What is asked — Would you return all of this data exactly, leaving nothing out?

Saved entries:

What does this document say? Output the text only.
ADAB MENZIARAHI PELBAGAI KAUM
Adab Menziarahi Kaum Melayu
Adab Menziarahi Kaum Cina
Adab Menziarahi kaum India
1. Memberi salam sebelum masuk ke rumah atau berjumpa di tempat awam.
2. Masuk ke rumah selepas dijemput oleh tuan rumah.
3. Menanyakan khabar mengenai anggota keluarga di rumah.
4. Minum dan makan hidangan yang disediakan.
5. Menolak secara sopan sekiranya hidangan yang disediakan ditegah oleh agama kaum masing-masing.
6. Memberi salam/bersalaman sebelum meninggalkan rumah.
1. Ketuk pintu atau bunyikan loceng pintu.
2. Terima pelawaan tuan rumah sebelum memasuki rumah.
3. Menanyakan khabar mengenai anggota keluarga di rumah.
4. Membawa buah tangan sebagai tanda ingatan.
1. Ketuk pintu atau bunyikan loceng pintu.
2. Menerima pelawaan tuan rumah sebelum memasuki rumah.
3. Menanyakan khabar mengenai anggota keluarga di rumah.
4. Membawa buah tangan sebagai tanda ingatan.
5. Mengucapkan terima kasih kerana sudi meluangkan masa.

Full output —
What does this document say? Output the text only.
ADAB MENZIARAHI PELBAGAI KAUM
Adab Menziarahi Kaum Melayu
Adab Menziarahi Kaum Cina
Adab Menziarahi kaum India
1. Memberi salam sebelum masuk ke rumah atau berjumpa di tempat awam.
2. Masuk ke rumah selepas dijemput oleh tuan rumah.
3. Menanyakan khabar mengenai anggota keluarga di rumah.
4. Minum dan makan hidangan yang disediakan.
5. Menolak secara sopan sekiranya hidangan yang disediakan ditegah oleh agama kaum masing-masing.
6. Memberi salam/bersalaman sebelum meninggalkan rumah.
1. Ketuk pintu atau bunyikan loceng pintu.
2. Terima pelawaan tuan rumah sebelum memasuki rumah.
3. Menanyakan khabar mengenai anggota keluarga di rumah.
4. Membawa buah tangan sebagai tanda ingatan.
1. Ketuk pintu atau bunyikan loceng pintu.
2. Menerima pelawaan tuan rumah sebelum memasuki rumah.
3. Menanyakan khabar mengenai anggota keluarga di rumah.
4. Membawa buah tangan sebagai tanda ingatan.
5. Mengucapkan terima kasih kerana sudi meluangkan masa.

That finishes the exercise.